DESCRIPTION OF THE TASK:
Keep the images out and copy every entry below exactly.

RECORDED DATA:
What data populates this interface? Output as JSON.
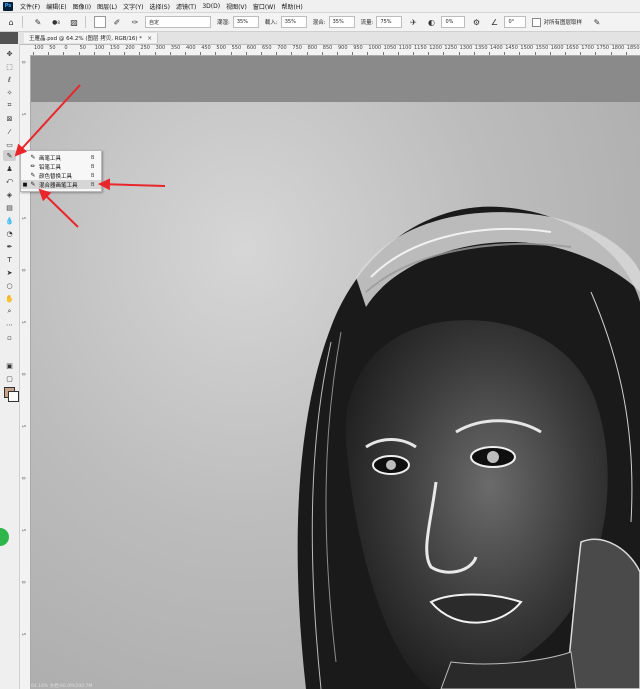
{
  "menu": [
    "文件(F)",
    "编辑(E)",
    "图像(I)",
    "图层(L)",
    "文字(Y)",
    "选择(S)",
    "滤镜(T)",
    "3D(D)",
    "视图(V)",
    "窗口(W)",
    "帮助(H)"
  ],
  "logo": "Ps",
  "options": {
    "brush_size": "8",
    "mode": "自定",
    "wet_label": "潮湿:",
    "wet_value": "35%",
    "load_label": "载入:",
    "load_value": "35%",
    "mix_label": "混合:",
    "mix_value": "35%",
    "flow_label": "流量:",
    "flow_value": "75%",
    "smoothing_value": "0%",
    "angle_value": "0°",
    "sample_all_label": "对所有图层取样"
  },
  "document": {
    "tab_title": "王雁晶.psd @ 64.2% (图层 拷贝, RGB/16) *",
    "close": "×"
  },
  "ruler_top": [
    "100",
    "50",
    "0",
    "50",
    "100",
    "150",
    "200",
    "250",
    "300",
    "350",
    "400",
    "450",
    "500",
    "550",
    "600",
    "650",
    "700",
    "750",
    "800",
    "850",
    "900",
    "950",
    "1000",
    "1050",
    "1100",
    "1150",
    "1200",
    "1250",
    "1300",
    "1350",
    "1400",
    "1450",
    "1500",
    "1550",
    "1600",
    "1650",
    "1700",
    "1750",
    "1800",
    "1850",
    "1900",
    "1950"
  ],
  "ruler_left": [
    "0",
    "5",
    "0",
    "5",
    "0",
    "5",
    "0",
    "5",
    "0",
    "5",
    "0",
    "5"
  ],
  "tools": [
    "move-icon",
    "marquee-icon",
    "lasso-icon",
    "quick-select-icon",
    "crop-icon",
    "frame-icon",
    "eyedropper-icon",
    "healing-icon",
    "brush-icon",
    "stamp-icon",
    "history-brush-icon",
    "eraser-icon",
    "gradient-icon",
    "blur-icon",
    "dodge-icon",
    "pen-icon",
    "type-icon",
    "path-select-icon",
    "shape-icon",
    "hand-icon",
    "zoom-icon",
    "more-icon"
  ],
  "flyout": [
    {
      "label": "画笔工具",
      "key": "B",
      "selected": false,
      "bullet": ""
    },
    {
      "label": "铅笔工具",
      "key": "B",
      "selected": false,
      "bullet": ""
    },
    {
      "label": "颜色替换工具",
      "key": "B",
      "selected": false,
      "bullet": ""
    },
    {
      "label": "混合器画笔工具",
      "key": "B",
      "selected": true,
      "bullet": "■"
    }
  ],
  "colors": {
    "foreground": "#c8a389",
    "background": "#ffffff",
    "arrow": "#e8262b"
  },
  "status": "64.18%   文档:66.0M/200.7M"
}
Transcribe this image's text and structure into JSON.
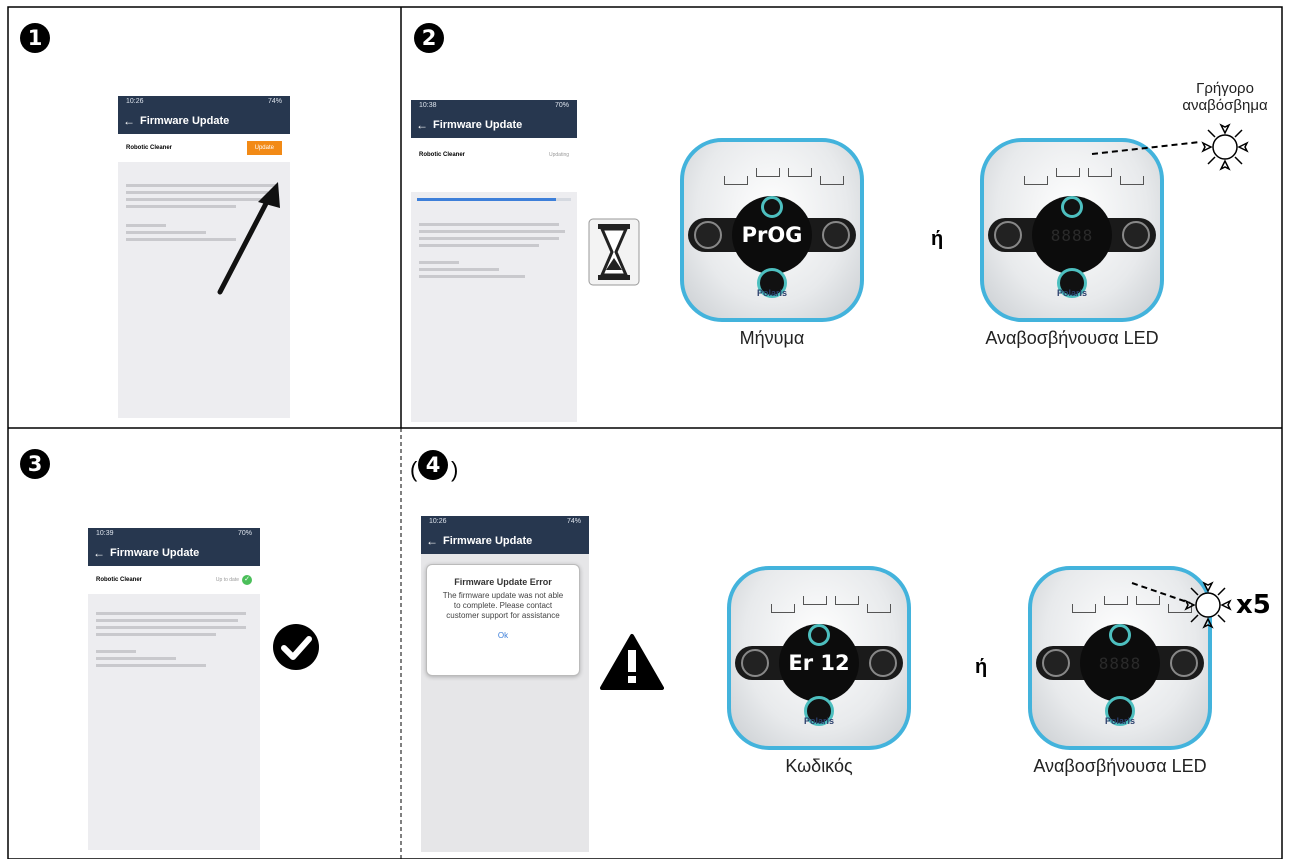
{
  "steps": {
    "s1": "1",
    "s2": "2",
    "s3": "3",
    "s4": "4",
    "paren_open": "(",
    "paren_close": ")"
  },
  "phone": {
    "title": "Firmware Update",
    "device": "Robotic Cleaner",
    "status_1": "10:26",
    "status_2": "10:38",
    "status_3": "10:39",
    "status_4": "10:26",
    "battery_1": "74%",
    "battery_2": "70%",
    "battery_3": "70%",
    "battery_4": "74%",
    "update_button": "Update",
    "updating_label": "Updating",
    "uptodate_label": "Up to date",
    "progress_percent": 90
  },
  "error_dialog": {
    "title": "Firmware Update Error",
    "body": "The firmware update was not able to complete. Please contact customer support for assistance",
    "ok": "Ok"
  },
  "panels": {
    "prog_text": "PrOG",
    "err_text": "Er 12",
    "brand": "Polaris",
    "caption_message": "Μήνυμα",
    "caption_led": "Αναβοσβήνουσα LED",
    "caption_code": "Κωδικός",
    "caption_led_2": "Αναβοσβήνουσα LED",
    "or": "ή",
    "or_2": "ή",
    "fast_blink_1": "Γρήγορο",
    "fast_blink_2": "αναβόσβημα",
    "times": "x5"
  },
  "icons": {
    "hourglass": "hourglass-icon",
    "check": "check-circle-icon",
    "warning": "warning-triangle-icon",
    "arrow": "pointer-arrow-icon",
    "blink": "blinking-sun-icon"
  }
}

EXERCISE ANSWER:
What data populates this interface? Output as JSON.
{
  "menu": [
    "文件(F)",
    "编辑(E)",
    "图像(I)",
    "图层(L)",
    "文字(Y)",
    "选择(S)",
    "滤镜(T)",
    "3D(D)",
    "视图(V)",
    "窗口(W)",
    "帮助(H)"
  ],
  "logo": "Ps",
  "options": {
    "brush_size": "8",
    "mode": "自定",
    "wet_label": "潮湿:",
    "wet_value": "35%",
    "load_label": "载入:",
    "load_value": "35%",
    "mix_label": "混合:",
    "mix_value": "35%",
    "flow_label": "流量:",
    "flow_value": "75%",
    "smoothing_value": "0%",
    "angle_value": "0°",
    "sample_all_label": "对所有图层取样"
  },
  "document": {
    "tab_title": "王雁晶.psd @ 64.2% (图层 拷贝, RGB/16) *",
    "close": "×"
  },
  "ruler_top": [
    "100",
    "50",
    "0",
    "50",
    "100",
    "150",
    "200",
    "250",
    "300",
    "350",
    "400",
    "450",
    "500",
    "550",
    "600",
    "650",
    "700",
    "750",
    "800",
    "850",
    "900",
    "950",
    "1000",
    "1050",
    "1100",
    "1150",
    "1200",
    "1250",
    "1300",
    "1350",
    "1400",
    "1450",
    "1500",
    "1550",
    "1600",
    "1650",
    "1700",
    "1750",
    "1800",
    "1850",
    "1900",
    "1950"
  ],
  "ruler_left": [
    "0",
    "5",
    "0",
    "5",
    "0",
    "5",
    "0",
    "5",
    "0",
    "5",
    "0",
    "5"
  ],
  "tools": [
    "move-icon",
    "marquee-icon",
    "lasso-icon",
    "quick-select-icon",
    "crop-icon",
    "frame-icon",
    "eyedropper-icon",
    "healing-icon",
    "brush-icon",
    "stamp-icon",
    "history-brush-icon",
    "eraser-icon",
    "gradient-icon",
    "blur-icon",
    "dodge-icon",
    "pen-icon",
    "type-icon",
    "path-select-icon",
    "shape-icon",
    "hand-icon",
    "zoom-icon",
    "more-icon"
  ],
  "flyout": [
    {
      "label": "画笔工具",
      "key": "B",
      "selected": false,
      "bullet": ""
    },
    {
      "label": "铅笔工具",
      "key": "B",
      "selected": false,
      "bullet": ""
    },
    {
      "label": "颜色替换工具",
      "key": "B",
      "selected": false,
      "bullet": ""
    },
    {
      "label": "混合器画笔工具",
      "key": "B",
      "selected": true,
      "bullet": "■"
    }
  ],
  "colors": {
    "foreground": "#c8a389",
    "background": "#ffffff",
    "arrow": "#e8262b"
  },
  "status": "64.18%   文档:66.0M/200.7M"
}
Transcribe this image's text and structure into JSON.
{
  "steps": {
    "s1": "1",
    "s2": "2",
    "s3": "3",
    "s4": "4",
    "paren_open": "(",
    "paren_close": ")"
  },
  "phone": {
    "title": "Firmware Update",
    "device": "Robotic Cleaner",
    "status_1": "10:26",
    "status_2": "10:38",
    "status_3": "10:39",
    "status_4": "10:26",
    "battery_1": "74%",
    "battery_2": "70%",
    "battery_3": "70%",
    "battery_4": "74%",
    "update_button": "Update",
    "updating_label": "Updating",
    "uptodate_label": "Up to date",
    "progress_percent": 90
  },
  "error_dialog": {
    "title": "Firmware Update Error",
    "body": "The firmware update was not able to complete. Please contact customer support for assistance",
    "ok": "Ok"
  },
  "panels": {
    "prog_text": "PrOG",
    "err_text": "Er 12",
    "brand": "Polaris",
    "caption_message": "Μήνυμα",
    "caption_led": "Αναβοσβήνουσα LED",
    "caption_code": "Κωδικός",
    "caption_led_2": "Αναβοσβήνουσα LED",
    "or": "ή",
    "or_2": "ή",
    "fast_blink_1": "Γρήγορο",
    "fast_blink_2": "αναβόσβημα",
    "times": "x5"
  },
  "icons": {
    "hourglass": "hourglass-icon",
    "check": "check-circle-icon",
    "warning": "warning-triangle-icon",
    "arrow": "pointer-arrow-icon",
    "blink": "blinking-sun-icon"
  }
}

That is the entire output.